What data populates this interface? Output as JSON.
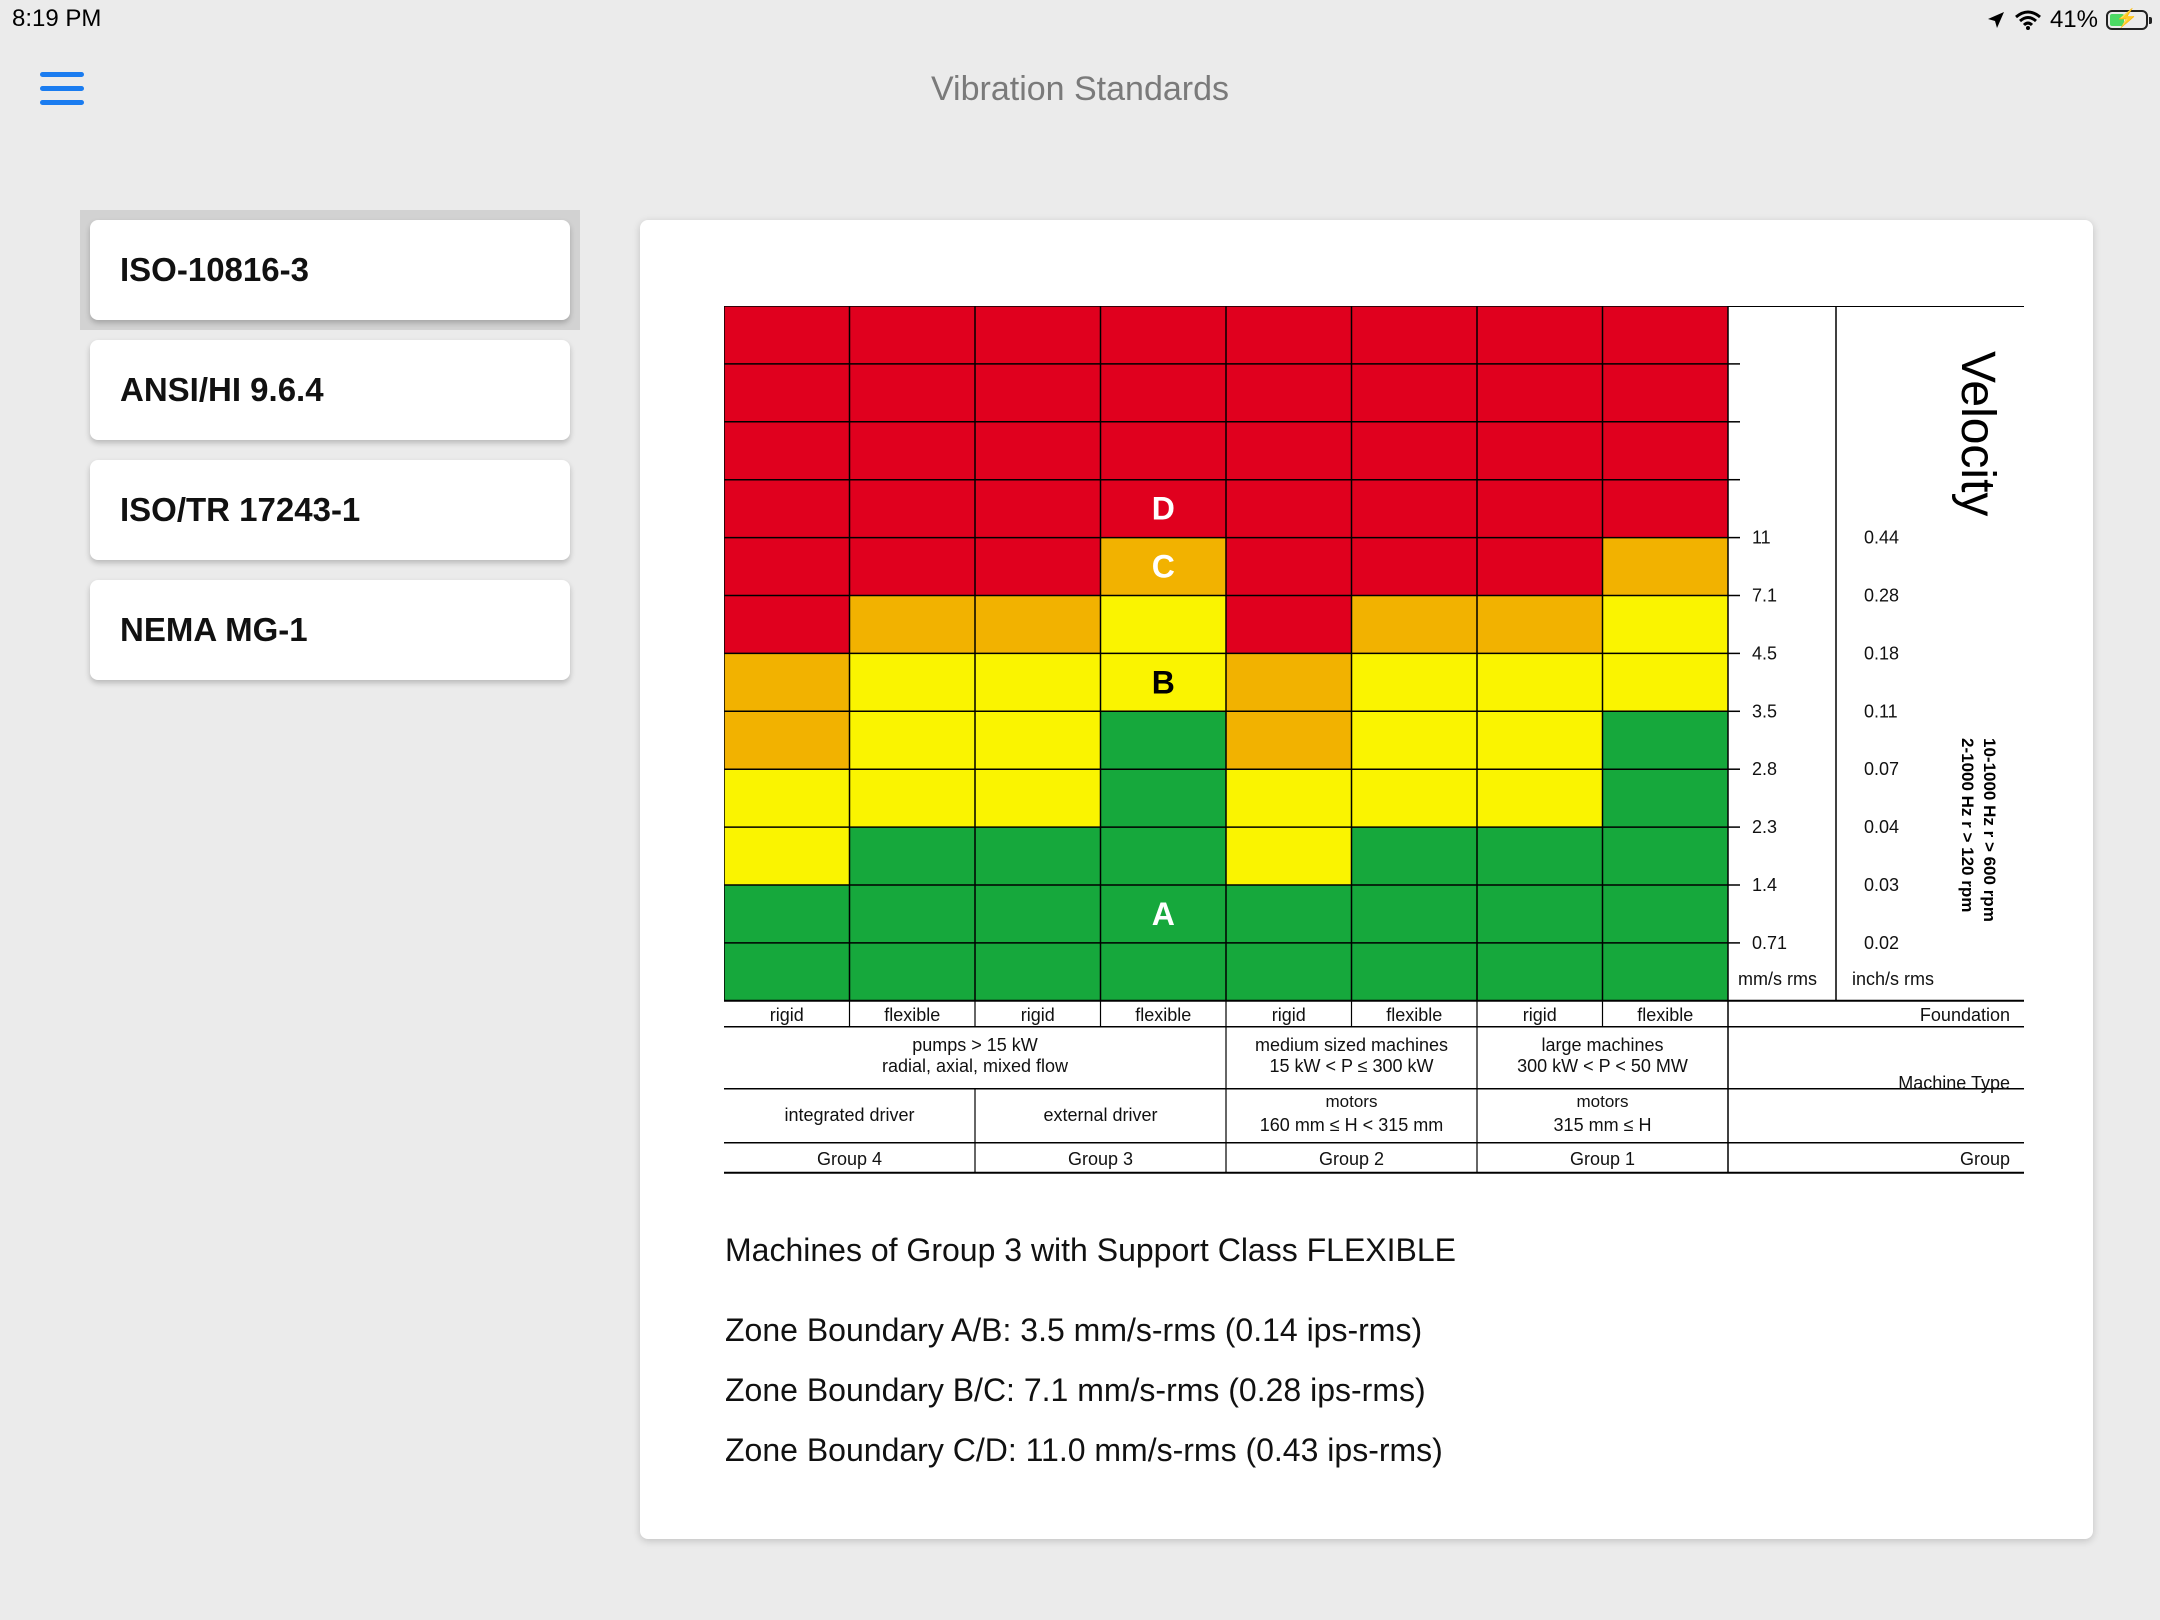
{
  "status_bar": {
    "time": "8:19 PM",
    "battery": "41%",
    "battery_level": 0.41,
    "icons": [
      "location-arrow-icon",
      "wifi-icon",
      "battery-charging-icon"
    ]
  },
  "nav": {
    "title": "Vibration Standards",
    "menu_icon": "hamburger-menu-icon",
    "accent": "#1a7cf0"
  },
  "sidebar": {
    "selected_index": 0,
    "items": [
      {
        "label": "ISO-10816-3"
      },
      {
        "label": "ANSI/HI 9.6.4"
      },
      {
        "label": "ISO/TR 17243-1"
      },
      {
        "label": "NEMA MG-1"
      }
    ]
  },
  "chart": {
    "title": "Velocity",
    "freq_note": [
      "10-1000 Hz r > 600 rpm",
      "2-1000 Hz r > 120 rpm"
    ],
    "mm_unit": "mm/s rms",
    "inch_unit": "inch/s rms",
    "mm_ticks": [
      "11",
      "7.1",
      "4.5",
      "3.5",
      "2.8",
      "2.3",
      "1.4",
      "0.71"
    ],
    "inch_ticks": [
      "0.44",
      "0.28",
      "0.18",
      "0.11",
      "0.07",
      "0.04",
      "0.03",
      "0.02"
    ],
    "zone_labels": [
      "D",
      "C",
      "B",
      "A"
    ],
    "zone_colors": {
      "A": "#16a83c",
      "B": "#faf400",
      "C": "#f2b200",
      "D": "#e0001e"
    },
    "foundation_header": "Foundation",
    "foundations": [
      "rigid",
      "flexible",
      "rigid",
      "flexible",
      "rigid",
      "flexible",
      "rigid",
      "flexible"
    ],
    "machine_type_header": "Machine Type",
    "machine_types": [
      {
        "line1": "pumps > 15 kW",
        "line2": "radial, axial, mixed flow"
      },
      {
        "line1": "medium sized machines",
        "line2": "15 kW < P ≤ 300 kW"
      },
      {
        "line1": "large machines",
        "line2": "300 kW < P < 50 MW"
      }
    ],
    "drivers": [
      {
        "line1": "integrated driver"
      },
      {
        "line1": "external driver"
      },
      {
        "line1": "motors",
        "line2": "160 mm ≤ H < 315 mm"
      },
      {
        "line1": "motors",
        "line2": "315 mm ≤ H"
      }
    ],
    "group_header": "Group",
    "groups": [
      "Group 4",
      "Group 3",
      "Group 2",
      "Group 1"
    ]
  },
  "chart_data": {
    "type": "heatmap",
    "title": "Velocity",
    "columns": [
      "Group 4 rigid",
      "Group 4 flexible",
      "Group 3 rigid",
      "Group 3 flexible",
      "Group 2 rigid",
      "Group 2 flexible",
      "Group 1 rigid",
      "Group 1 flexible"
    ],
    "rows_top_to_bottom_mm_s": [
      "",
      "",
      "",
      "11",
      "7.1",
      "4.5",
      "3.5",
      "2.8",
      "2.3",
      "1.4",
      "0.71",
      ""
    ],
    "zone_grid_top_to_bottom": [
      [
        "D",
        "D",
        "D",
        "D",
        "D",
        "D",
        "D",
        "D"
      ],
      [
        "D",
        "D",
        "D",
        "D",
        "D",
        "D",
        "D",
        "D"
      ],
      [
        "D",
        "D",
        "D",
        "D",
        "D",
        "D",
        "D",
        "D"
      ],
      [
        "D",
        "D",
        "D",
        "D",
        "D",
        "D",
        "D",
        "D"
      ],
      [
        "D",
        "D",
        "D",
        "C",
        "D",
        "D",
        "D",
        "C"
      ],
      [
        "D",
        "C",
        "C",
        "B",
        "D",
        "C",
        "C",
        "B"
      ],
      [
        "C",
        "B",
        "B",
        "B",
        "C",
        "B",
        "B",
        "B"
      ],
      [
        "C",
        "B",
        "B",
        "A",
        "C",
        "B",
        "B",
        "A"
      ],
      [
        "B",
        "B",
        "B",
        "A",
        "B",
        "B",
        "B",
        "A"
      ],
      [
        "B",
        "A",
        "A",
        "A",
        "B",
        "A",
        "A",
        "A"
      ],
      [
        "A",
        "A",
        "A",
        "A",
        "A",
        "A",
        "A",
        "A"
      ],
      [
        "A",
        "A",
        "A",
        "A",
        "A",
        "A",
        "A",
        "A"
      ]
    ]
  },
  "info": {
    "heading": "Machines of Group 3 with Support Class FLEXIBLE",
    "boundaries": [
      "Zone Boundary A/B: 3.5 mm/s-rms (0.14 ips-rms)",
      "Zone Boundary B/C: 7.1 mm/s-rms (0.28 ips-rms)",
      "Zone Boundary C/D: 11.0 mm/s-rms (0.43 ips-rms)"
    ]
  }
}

• • • • • • •

## [TASK DESCRIPTION]
An exact transcription of all the entries is required, without the pictures.

## [WRITTEN ANSWER]
What data populates this interface? Output as JSON.
{
  "status_bar": {
    "time": "8:19 PM",
    "battery": "41%",
    "battery_level": 0.41,
    "icons": [
      "location-arrow-icon",
      "wifi-icon",
      "battery-charging-icon"
    ]
  },
  "nav": {
    "title": "Vibration Standards",
    "menu_icon": "hamburger-menu-icon",
    "accent": "#1a7cf0"
  },
  "sidebar": {
    "selected_index": 0,
    "items": [
      {
        "label": "ISO-10816-3"
      },
      {
        "label": "ANSI/HI 9.6.4"
      },
      {
        "label": "ISO/TR 17243-1"
      },
      {
        "label": "NEMA MG-1"
      }
    ]
  },
  "chart": {
    "title": "Velocity",
    "freq_note": [
      "10-1000 Hz r > 600 rpm",
      "2-1000 Hz r > 120 rpm"
    ],
    "mm_unit": "mm/s rms",
    "inch_unit": "inch/s rms",
    "mm_ticks": [
      "11",
      "7.1",
      "4.5",
      "3.5",
      "2.8",
      "2.3",
      "1.4",
      "0.71"
    ],
    "inch_ticks": [
      "0.44",
      "0.28",
      "0.18",
      "0.11",
      "0.07",
      "0.04",
      "0.03",
      "0.02"
    ],
    "zone_labels": [
      "D",
      "C",
      "B",
      "A"
    ],
    "zone_colors": {
      "A": "#16a83c",
      "B": "#faf400",
      "C": "#f2b200",
      "D": "#e0001e"
    },
    "foundation_header": "Foundation",
    "foundations": [
      "rigid",
      "flexible",
      "rigid",
      "flexible",
      "rigid",
      "flexible",
      "rigid",
      "flexible"
    ],
    "machine_type_header": "Machine Type",
    "machine_types": [
      {
        "line1": "pumps > 15 kW",
        "line2": "radial, axial, mixed flow"
      },
      {
        "line1": "medium sized machines",
        "line2": "15 kW < P ≤ 300 kW"
      },
      {
        "line1": "large machines",
        "line2": "300 kW < P < 50 MW"
      }
    ],
    "drivers": [
      {
        "line1": "integrated driver"
      },
      {
        "line1": "external driver"
      },
      {
        "line1": "motors",
        "line2": "160 mm ≤ H < 315 mm"
      },
      {
        "line1": "motors",
        "line2": "315 mm ≤ H"
      }
    ],
    "group_header": "Group",
    "groups": [
      "Group 4",
      "Group 3",
      "Group 2",
      "Group 1"
    ]
  },
  "chart_data": {
    "type": "heatmap",
    "title": "Velocity",
    "columns": [
      "Group 4 rigid",
      "Group 4 flexible",
      "Group 3 rigid",
      "Group 3 flexible",
      "Group 2 rigid",
      "Group 2 flexible",
      "Group 1 rigid",
      "Group 1 flexible"
    ],
    "rows_top_to_bottom_mm_s": [
      "",
      "",
      "",
      "11",
      "7.1",
      "4.5",
      "3.5",
      "2.8",
      "2.3",
      "1.4",
      "0.71",
      ""
    ],
    "zone_grid_top_to_bottom": [
      [
        "D",
        "D",
        "D",
        "D",
        "D",
        "D",
        "D",
        "D"
      ],
      [
        "D",
        "D",
        "D",
        "D",
        "D",
        "D",
        "D",
        "D"
      ],
      [
        "D",
        "D",
        "D",
        "D",
        "D",
        "D",
        "D",
        "D"
      ],
      [
        "D",
        "D",
        "D",
        "D",
        "D",
        "D",
        "D",
        "D"
      ],
      [
        "D",
        "D",
        "D",
        "C",
        "D",
        "D",
        "D",
        "C"
      ],
      [
        "D",
        "C",
        "C",
        "B",
        "D",
        "C",
        "C",
        "B"
      ],
      [
        "C",
        "B",
        "B",
        "B",
        "C",
        "B",
        "B",
        "B"
      ],
      [
        "C",
        "B",
        "B",
        "A",
        "C",
        "B",
        "B",
        "A"
      ],
      [
        "B",
        "B",
        "B",
        "A",
        "B",
        "B",
        "B",
        "A"
      ],
      [
        "B",
        "A",
        "A",
        "A",
        "B",
        "A",
        "A",
        "A"
      ],
      [
        "A",
        "A",
        "A",
        "A",
        "A",
        "A",
        "A",
        "A"
      ],
      [
        "A",
        "A",
        "A",
        "A",
        "A",
        "A",
        "A",
        "A"
      ]
    ]
  },
  "info": {
    "heading": "Machines of Group 3 with Support Class FLEXIBLE",
    "boundaries": [
      "Zone Boundary A/B: 3.5 mm/s-rms (0.14 ips-rms)",
      "Zone Boundary B/C: 7.1 mm/s-rms (0.28 ips-rms)",
      "Zone Boundary C/D: 11.0 mm/s-rms (0.43 ips-rms)"
    ]
  }
}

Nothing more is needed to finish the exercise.